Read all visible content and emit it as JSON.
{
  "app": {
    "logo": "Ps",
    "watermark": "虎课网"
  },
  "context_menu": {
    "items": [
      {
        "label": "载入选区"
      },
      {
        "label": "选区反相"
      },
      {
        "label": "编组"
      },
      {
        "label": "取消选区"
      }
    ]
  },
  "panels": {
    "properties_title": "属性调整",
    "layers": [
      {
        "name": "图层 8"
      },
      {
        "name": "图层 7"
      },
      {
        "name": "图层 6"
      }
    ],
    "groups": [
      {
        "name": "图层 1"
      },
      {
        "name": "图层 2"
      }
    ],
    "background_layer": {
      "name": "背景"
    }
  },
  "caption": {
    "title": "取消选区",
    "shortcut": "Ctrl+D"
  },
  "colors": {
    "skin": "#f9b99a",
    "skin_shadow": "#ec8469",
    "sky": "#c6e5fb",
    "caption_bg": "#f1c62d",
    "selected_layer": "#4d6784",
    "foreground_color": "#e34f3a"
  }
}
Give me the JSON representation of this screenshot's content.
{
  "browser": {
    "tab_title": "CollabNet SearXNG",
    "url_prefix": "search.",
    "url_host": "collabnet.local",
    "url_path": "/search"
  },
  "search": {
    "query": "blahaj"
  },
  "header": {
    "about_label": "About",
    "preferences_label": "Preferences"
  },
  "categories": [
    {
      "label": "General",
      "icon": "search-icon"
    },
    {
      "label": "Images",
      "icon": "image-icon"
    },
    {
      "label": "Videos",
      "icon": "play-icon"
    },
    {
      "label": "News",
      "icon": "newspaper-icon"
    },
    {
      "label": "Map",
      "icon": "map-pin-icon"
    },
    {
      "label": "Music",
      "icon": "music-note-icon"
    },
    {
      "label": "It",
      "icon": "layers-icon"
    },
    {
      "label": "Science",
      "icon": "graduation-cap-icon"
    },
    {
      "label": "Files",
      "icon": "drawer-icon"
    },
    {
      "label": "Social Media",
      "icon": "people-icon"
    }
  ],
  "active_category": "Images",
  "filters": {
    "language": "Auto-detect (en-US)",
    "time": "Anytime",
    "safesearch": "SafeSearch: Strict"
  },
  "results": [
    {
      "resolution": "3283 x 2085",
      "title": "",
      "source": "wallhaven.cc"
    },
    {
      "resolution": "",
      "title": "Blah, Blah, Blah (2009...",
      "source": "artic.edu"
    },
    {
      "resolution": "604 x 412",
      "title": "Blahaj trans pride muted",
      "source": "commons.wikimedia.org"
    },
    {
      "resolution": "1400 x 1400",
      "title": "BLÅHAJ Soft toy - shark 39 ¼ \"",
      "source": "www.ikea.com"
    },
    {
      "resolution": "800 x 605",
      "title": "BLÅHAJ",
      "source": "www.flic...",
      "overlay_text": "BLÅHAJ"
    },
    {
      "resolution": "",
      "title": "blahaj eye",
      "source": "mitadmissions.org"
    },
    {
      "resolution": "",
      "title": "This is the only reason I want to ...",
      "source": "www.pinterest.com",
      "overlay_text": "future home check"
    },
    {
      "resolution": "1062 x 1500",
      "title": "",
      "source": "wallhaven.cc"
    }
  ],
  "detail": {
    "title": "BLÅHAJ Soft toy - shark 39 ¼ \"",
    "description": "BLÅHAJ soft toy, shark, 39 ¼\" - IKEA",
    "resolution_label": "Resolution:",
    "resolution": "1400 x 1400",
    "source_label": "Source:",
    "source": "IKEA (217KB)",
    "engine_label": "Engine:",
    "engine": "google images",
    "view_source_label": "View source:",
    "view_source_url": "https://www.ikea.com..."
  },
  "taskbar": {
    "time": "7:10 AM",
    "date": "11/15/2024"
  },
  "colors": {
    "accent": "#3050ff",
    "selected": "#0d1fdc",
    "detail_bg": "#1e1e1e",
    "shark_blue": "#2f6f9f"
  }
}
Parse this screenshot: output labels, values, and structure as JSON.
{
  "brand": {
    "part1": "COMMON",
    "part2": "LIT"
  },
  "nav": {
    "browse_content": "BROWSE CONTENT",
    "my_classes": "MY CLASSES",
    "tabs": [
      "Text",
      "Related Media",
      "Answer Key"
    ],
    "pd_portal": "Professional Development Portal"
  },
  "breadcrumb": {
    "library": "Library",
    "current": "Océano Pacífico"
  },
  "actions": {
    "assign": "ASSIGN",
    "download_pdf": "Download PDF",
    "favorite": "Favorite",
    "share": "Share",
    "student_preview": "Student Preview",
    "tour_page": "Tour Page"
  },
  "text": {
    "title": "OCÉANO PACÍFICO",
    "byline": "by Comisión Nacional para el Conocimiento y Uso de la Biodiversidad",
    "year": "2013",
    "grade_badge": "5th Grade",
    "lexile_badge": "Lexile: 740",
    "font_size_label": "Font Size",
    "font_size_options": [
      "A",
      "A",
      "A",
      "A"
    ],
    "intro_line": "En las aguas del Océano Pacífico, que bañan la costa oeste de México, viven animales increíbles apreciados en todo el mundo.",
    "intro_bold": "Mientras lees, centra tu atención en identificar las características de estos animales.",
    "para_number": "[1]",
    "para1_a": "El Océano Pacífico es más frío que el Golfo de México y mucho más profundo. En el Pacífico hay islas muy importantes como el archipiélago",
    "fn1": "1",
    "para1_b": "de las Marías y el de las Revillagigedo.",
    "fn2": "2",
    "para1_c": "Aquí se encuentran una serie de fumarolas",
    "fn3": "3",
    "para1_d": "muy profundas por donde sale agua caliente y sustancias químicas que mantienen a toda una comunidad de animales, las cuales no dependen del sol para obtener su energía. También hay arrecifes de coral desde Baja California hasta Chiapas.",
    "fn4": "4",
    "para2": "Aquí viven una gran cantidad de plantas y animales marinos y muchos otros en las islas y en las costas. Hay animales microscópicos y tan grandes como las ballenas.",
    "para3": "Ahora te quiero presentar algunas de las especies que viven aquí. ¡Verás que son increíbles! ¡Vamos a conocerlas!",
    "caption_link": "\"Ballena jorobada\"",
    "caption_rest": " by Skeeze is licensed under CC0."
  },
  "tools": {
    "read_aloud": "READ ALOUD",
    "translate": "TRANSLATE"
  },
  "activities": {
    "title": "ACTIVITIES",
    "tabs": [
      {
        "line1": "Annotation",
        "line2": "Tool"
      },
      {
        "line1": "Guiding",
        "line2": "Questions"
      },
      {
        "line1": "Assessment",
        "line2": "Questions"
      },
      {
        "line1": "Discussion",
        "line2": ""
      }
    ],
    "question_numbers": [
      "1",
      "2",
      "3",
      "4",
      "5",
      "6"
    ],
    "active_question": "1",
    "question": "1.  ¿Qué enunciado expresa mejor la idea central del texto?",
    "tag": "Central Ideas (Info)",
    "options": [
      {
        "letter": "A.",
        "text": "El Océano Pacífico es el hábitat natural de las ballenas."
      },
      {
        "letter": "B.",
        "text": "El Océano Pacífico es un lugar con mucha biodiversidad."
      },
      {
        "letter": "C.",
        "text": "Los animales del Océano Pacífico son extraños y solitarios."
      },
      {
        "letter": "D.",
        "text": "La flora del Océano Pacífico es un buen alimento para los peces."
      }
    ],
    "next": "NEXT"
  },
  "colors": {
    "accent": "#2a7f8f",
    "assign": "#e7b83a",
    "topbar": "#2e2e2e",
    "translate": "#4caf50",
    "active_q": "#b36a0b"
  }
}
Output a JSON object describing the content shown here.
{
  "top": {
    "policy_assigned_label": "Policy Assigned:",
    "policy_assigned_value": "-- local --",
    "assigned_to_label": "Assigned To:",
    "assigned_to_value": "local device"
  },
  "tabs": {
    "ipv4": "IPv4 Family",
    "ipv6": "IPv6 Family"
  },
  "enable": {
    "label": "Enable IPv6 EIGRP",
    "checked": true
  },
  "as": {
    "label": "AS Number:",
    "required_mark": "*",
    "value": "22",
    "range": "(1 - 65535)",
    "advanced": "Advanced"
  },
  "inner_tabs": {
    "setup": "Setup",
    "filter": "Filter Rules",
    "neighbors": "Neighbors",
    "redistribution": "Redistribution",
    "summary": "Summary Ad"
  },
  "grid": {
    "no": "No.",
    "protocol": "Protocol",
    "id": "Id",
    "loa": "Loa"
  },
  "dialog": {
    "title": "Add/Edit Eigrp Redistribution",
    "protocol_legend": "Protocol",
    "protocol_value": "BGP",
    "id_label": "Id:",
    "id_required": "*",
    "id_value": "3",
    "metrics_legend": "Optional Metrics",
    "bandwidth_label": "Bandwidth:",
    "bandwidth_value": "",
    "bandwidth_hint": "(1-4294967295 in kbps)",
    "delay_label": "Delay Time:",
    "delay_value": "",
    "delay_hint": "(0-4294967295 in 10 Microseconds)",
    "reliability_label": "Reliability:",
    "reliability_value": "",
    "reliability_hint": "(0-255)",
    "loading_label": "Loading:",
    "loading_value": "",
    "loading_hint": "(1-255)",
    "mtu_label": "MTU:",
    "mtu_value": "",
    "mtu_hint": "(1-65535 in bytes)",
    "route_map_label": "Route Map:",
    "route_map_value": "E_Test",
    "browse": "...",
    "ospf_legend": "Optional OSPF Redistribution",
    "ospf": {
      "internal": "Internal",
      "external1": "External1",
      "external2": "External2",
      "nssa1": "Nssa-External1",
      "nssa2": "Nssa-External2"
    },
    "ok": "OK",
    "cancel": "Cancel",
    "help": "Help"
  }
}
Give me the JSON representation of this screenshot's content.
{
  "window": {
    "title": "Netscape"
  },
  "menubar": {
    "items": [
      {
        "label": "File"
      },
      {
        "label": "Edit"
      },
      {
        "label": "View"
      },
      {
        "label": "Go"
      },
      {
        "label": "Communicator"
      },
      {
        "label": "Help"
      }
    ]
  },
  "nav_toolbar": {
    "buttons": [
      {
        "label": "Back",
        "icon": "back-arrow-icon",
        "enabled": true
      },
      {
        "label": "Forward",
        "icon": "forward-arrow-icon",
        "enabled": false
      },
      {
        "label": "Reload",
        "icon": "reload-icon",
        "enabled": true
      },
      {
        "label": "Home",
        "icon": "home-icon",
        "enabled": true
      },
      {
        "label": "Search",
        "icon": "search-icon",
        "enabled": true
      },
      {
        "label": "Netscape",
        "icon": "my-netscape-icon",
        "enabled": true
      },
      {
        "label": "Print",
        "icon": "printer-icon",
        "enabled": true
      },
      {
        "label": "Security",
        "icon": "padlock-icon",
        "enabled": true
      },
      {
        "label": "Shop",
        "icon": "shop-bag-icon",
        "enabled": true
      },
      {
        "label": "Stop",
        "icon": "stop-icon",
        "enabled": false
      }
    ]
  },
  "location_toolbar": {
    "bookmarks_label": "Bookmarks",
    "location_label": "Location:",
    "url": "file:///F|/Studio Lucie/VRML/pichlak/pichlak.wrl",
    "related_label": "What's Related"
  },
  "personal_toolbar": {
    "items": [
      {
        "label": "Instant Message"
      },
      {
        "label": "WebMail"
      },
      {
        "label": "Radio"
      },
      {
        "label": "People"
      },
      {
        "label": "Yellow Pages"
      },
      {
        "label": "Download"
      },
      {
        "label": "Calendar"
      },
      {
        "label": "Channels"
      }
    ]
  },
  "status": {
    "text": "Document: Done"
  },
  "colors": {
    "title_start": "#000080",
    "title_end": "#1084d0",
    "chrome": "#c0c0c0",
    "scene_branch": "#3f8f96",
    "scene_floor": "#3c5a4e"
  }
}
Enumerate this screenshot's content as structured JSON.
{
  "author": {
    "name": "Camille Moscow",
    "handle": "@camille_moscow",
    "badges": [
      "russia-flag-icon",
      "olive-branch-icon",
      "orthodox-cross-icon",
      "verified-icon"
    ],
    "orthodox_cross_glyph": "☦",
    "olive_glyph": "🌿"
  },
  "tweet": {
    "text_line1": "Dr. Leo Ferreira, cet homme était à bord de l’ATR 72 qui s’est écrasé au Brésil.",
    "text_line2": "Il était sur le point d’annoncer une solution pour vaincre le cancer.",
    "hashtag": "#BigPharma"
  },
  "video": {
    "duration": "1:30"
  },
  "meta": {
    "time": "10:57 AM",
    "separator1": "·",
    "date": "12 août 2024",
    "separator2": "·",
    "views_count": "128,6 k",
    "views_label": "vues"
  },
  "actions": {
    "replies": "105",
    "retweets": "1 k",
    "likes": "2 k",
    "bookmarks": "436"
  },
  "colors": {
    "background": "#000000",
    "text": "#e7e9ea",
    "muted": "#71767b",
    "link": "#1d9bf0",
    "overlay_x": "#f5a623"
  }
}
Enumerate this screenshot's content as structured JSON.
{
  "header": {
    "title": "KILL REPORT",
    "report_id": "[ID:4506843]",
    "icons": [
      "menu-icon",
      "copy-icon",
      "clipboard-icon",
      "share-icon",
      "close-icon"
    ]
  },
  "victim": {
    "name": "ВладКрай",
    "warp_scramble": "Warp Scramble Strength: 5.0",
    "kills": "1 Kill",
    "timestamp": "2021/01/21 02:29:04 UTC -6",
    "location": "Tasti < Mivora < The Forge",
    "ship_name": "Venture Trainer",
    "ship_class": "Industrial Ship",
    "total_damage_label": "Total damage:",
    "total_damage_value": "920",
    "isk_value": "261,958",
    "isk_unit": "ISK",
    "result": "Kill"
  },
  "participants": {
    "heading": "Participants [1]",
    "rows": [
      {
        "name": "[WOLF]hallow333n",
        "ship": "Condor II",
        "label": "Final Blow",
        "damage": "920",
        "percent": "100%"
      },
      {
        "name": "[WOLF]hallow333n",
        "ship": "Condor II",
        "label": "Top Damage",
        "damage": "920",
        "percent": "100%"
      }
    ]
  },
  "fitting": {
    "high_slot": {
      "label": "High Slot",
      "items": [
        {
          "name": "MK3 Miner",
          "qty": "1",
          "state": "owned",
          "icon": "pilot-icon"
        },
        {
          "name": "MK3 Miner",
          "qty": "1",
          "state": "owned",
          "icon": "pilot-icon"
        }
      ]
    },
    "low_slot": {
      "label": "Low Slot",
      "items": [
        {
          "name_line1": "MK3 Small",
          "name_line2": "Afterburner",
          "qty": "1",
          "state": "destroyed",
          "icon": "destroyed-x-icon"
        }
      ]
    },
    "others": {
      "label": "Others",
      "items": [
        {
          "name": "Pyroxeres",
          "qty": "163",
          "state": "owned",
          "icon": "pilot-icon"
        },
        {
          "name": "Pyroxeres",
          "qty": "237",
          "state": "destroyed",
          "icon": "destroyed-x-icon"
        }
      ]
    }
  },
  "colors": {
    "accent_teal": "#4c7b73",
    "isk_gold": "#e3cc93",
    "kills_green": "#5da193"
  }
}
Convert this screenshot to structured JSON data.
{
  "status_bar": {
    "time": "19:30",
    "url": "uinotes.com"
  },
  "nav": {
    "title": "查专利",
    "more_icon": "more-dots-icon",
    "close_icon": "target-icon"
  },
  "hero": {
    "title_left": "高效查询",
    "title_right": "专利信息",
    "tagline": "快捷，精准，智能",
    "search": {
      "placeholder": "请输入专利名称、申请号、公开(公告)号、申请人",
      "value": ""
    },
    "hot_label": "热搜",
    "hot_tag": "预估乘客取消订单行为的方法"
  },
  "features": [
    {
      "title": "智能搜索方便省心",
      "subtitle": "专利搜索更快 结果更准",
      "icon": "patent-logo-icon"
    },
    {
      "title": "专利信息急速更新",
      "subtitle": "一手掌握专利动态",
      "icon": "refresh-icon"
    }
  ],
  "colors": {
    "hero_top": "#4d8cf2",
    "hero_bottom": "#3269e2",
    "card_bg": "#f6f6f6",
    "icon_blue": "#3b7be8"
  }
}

***

OBJECTIVE
Check every line of the data above for the string "BLÅHAJ", and copy those that have it.

FINAL RESULT
      "title": "BLÅHAJ Soft toy - shark 39 ¼ \"",
      "title": "BLÅHAJ",
      "overlay_text": "BLÅHAJ"
    "title": "BLÅHAJ Soft toy - shark 39 ¼ \"",
    "description": "BLÅHAJ soft toy, shark, 39 ¼\" - IKEA",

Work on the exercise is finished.